(Records)
● ● ● ● ●

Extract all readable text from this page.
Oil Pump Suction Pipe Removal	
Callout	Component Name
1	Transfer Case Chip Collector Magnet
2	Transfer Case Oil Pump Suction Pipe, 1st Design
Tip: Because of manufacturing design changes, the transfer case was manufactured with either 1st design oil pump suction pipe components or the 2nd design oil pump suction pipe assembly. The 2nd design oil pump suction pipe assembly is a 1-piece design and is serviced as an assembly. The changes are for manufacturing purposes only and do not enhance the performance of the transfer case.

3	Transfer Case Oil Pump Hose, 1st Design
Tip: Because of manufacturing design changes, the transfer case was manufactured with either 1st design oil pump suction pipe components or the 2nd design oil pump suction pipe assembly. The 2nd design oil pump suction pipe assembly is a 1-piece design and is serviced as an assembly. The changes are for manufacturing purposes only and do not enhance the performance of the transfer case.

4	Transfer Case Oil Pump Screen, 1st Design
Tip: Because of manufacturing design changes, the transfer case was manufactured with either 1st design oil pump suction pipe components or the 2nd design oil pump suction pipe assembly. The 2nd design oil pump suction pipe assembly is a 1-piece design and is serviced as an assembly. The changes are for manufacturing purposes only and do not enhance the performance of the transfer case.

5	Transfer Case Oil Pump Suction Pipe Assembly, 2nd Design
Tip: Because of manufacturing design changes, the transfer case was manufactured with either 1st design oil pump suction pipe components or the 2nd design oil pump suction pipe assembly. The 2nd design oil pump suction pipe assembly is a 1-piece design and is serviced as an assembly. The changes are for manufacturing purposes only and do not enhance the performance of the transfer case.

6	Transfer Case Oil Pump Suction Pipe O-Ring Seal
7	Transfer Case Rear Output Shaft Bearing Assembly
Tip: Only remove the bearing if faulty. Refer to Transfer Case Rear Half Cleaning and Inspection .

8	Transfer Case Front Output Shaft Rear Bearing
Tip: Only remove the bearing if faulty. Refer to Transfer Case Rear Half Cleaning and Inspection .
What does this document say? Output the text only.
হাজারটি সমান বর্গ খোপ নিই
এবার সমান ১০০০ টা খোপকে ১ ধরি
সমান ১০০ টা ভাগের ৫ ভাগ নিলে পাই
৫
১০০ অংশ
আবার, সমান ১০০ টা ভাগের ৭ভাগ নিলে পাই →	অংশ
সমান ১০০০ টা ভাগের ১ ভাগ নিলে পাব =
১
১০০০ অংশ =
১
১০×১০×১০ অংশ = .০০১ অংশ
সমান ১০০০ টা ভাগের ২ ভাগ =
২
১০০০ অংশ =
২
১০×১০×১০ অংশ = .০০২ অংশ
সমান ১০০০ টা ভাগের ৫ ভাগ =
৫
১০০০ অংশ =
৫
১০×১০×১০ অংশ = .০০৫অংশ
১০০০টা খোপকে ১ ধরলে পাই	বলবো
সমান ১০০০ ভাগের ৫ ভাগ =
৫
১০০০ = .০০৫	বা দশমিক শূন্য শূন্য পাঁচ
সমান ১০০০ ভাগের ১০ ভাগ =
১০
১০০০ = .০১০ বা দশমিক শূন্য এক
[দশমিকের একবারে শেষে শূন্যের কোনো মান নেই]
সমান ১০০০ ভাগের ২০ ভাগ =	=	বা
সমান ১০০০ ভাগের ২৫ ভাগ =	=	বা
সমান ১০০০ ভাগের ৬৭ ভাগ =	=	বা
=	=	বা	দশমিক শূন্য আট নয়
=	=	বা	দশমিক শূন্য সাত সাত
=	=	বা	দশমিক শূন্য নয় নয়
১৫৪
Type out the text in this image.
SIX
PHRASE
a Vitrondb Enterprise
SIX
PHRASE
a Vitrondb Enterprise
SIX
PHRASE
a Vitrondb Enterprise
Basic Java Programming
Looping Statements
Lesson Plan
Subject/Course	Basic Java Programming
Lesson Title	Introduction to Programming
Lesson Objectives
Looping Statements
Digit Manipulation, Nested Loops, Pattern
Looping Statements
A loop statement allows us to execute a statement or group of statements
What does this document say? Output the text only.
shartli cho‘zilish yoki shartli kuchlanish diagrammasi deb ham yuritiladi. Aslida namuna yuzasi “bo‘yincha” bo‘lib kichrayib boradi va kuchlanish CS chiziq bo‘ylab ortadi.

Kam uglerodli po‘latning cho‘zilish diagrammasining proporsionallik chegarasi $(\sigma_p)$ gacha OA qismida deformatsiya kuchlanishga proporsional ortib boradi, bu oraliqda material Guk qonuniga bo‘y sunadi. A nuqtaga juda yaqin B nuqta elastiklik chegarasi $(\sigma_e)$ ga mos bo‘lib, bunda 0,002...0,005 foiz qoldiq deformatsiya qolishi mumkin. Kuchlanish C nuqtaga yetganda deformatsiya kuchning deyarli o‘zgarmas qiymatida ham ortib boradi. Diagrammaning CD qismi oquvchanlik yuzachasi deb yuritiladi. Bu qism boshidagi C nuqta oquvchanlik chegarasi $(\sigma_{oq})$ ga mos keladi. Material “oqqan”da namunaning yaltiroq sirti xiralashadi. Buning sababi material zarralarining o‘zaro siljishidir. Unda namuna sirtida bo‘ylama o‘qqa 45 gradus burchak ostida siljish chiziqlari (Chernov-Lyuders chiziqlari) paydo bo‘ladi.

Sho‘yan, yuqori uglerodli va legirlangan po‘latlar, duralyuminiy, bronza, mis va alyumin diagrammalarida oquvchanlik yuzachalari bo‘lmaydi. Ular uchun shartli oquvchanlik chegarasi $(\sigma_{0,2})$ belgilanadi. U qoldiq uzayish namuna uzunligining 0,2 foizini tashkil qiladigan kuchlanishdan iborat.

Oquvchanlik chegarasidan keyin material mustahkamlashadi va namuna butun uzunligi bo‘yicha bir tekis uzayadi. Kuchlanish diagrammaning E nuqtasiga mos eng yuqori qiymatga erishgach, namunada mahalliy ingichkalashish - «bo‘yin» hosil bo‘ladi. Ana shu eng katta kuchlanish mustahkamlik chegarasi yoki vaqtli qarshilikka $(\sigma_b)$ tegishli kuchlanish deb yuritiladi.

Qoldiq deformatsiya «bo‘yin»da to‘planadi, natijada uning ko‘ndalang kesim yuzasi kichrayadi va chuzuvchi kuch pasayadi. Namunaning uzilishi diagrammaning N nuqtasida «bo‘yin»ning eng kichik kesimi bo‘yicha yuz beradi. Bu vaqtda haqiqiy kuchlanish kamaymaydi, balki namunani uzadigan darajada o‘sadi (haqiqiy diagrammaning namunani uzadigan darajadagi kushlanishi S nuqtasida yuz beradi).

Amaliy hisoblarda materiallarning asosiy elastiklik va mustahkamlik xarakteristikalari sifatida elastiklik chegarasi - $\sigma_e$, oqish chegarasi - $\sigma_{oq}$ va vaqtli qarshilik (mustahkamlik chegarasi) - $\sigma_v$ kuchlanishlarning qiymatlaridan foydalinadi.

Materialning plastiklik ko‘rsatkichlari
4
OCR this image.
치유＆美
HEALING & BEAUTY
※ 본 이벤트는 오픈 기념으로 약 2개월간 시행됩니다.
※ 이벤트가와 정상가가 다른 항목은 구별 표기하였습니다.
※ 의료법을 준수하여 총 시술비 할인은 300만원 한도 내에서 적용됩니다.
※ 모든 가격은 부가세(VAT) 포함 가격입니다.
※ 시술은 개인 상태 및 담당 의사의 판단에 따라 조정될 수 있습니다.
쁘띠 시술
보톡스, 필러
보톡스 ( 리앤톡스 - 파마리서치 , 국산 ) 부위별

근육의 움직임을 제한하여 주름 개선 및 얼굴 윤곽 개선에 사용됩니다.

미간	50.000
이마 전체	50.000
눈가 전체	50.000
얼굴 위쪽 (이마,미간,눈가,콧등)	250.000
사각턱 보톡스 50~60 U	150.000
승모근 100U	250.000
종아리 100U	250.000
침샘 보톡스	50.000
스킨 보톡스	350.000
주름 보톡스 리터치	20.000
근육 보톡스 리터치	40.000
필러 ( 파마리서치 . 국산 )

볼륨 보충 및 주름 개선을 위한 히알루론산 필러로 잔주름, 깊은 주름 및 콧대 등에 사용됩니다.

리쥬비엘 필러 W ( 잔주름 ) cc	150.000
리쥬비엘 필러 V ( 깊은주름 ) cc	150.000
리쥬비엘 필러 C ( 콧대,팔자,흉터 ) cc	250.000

● ● ● ● ●

Gather each line of the records holding the string "mustahkamlik".

Correct answer:
Oquvchanlik chegarasidan keyin material mustahkamlashadi va namuna butun uzunligi bo‘yicha bir tekis uzayadi. Kuchlanish diagrammaning E nuqtasiga mos eng yuqori qiymatga erishgach, namunada mahalliy ingichkalashish - «bo‘yin» hosil bo‘ladi. Ana shu eng katta kuchlanish mustahkamlik chegarasi yoki vaqtli qarshilikka $(\sigma_b)$ tegishli kuchlanish deb yuritiladi.
Amaliy hisoblarda materiallarning asosiy elastiklik va mustahkamlik xarakteristikalari sifatida elastiklik chegarasi - $\sigma_e$, oqish chegarasi - $\sigma_{oq}$ va vaqtli qarshilik (mustahkamlik chegarasi) - $\sigma_v$ kuchlanishlarning qiymatlaridan foydalinadi.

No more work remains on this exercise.